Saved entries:
>>
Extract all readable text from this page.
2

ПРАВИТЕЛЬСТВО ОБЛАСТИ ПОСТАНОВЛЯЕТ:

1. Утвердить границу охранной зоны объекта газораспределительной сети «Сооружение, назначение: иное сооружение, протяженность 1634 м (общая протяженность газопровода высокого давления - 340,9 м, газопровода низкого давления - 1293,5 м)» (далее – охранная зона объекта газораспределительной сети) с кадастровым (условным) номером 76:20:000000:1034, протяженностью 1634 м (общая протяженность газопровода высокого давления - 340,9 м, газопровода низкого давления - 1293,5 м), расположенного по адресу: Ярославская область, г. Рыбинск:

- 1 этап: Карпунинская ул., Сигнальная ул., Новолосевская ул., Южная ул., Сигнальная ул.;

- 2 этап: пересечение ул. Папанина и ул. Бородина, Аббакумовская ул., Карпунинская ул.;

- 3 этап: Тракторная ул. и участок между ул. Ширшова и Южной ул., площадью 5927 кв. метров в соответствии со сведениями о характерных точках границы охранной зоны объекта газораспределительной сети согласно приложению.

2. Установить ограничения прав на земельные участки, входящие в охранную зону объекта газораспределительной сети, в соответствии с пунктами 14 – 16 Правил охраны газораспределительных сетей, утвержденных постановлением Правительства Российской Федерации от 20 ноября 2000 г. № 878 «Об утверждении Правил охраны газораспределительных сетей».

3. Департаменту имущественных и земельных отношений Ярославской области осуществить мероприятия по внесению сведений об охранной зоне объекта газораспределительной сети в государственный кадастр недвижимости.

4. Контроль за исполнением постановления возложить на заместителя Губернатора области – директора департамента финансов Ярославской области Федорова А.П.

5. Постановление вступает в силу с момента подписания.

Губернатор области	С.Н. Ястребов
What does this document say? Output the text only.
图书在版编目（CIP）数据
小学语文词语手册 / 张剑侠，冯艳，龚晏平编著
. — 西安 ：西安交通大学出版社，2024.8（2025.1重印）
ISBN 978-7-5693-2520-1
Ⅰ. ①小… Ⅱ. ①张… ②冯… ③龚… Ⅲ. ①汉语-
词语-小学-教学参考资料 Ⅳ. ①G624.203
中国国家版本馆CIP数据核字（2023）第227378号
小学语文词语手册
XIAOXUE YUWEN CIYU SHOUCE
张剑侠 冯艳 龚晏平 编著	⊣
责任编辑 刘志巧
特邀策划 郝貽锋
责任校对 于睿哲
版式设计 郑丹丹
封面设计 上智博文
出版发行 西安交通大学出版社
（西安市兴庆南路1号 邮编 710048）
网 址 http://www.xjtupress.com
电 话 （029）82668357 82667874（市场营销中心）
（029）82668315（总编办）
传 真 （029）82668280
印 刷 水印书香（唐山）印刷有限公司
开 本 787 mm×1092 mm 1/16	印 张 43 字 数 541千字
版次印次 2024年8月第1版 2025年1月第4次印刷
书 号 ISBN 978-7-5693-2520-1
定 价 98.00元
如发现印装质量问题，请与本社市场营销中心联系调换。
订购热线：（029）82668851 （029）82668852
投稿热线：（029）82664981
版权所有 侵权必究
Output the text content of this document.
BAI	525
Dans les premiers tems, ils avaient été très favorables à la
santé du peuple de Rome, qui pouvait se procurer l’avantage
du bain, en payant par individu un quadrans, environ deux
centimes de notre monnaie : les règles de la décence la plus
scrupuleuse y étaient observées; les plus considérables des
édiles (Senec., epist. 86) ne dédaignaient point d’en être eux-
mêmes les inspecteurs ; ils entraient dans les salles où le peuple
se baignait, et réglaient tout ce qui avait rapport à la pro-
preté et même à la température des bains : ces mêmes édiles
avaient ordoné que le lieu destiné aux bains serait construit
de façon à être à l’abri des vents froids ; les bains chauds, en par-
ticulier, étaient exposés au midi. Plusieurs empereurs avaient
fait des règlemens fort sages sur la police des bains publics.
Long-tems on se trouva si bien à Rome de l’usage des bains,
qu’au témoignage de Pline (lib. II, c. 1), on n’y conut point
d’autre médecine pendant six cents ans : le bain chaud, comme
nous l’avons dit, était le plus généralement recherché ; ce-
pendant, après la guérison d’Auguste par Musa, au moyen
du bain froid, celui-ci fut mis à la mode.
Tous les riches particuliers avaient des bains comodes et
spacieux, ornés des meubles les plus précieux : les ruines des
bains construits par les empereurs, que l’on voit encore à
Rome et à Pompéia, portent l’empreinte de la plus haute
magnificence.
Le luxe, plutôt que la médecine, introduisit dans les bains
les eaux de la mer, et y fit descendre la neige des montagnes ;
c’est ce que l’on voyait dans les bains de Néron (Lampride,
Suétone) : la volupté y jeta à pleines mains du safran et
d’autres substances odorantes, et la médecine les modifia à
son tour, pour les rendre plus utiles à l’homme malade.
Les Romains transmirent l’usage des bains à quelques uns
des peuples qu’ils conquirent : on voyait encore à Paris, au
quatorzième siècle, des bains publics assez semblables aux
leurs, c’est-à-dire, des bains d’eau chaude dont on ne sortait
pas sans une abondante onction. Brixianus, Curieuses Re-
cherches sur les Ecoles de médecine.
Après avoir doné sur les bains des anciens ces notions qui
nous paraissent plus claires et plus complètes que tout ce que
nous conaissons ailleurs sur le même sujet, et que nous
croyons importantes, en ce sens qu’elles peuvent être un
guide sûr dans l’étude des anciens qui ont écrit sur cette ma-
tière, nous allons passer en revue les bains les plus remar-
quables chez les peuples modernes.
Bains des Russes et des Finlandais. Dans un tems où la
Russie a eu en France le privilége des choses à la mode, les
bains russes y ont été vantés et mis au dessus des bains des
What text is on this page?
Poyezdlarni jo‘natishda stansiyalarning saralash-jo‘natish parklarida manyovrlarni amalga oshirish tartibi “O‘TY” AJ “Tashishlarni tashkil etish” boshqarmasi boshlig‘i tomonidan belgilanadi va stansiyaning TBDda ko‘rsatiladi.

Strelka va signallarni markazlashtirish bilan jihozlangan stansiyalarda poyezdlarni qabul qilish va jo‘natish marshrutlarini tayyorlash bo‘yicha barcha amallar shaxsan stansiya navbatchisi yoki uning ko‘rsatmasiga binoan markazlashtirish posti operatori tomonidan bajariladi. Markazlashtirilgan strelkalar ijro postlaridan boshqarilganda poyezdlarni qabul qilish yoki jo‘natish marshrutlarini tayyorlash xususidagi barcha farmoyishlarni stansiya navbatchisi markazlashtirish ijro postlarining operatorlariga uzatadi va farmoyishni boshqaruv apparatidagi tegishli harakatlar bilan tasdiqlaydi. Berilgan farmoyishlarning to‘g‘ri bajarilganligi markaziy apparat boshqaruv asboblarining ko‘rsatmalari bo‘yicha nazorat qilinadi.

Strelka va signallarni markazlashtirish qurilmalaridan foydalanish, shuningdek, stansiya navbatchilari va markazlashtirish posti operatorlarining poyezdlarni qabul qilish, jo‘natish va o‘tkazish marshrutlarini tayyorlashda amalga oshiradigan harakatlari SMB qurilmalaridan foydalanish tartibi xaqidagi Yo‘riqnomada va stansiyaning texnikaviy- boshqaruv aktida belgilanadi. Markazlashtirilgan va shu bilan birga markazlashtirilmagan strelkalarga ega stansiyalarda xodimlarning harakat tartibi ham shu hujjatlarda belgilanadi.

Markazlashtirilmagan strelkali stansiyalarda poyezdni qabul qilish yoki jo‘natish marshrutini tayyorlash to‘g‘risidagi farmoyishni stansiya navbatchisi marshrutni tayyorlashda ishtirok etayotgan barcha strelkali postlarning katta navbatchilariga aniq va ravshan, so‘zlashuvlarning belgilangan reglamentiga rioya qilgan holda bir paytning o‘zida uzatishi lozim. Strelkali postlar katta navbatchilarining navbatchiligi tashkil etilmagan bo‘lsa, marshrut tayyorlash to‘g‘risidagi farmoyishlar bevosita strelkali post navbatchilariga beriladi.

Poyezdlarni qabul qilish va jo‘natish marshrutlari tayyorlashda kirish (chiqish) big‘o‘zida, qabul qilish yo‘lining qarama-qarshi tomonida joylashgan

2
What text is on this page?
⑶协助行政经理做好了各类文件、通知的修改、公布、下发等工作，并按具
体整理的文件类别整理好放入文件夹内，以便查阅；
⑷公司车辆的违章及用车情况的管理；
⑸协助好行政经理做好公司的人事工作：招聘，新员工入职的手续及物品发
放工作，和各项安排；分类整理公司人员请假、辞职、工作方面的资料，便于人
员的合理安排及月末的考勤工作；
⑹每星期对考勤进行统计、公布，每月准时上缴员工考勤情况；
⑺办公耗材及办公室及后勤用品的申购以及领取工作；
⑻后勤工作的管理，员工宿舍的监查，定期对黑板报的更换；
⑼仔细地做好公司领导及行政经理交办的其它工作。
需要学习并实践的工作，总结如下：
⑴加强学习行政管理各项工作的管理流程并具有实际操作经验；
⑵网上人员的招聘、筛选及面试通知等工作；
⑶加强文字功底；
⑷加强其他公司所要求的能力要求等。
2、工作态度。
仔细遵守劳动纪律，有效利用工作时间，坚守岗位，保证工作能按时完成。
<<
__Your task__.
Answer only with how many lines in the records include "Карпунинская".

__Response__.
2